>> begin DOCUMENT
Supported Model Formats in Pipelines

The model path is resolved automatically:

# sklearn/scikit-learn models
{"model": "models/pls.joblib"}
{"model": "models/ridge.pkl"}

# TensorFlow/Keras
{"model": "models/nn.h5"}
{"model": "models/nn.keras"}
{"model": "models/savedmodel_folder/"}  # SavedModel format

# PyTorch
{"model": "models/torch_model.pt"}
{"model": "models/checkpoint.pth"}
{"model": "models/checkpoint.ckpt"}

# AutoGluon
{"model": "models/autogluon_predictor/"}

Exporting a Model to File

You can export just the model (not the full bundle) from a trained prediction using export_model(). This creates a lightweight model file that can be loaded later or shared:

from nirs4all.pipeline import PipelineRunner

runner = PipelineRunner(save_artifacts=True)
predictions, _ = runner.run(pipeline, dataset)
best_pred = predictions.top(n=1)[0]

# Export just the model to .joblib
runner.export_model(best_pred, "exports/pls_model.joblib")

# Export to different formats
runner.export_model(best_pred, "exports/model.pkl")        # Pickle format
runner.export_model(best_pred, "exports/model.keras")      # TensorFlow/Keras

# Export a specific fold's model
runner.export_model(best_pred, "exports/fold2_model.joblib", fold=2)
>> end DOCUMENT
>> begin DATASET EXCERPT
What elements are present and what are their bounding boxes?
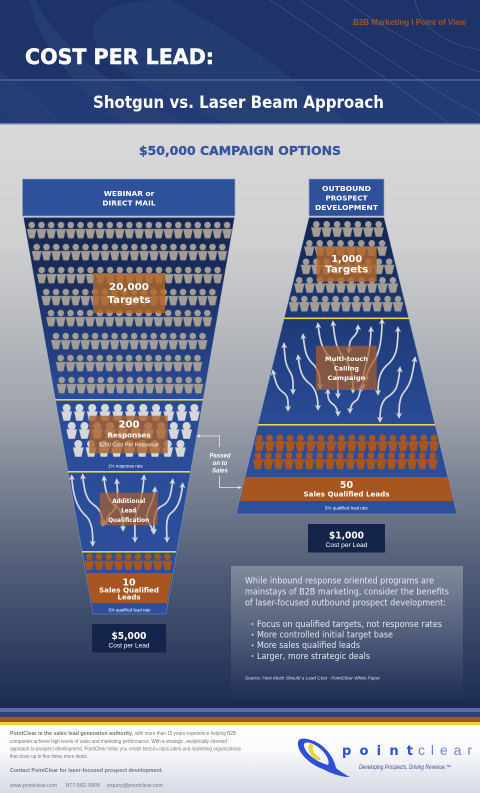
>> end DATASET EXCERPT
## [GOAL A]
Swap "lightweight" for "compact" in the model formats guide, starting at the words "Exporting a Model" and stopping after "runner = PipelineRunner(save_artifacts=True)".
## [GOAL B]
Carry on the model formats guide past its last line.

## [ANSWER A]
Exporting a Model to File

You can export just the model (not the full bundle) from a trained prediction using export_model(). This creates a compact model file that can be loaded later or shared:

from nirs4all.pipeline import PipelineRunner

runner = PipelineRunner(save_artifacts=True)

## [ANSWER B]
Difference between export() and export_model():

Method	Output	Use Case
`export()`	Full `.n4a` bundle	Deployment, sharing complete pipelines
`export_model()`	Model file only	Lightweight sharing, external tools

The full bundle includes preprocessing artifacts and metadata, while export_model() exports only the trained model binary.

Fine-tuning a Pre-trained Model

# Load and fine-tune a pre-trained model
runner = PipelineRunner()
predictions, _ = runner.retrain(
    source="models/pretrained_pls.joblib",
    dataset=new_training_data,
    mode='finetune'
)

Transfer Learning

# Use a model trained on one dataset for another
runner = PipelineRunner()
predictions, _ = runner.retrain(
    source="models/wheat_model.joblib",
    dataset=corn_dataset,
    mode='transfer'
)

Best Practices

Always use save_artifacts=True during training to persist models
Verify feature dimensions before prediction
Use the same preprocessing as training (automatic with nirs4all)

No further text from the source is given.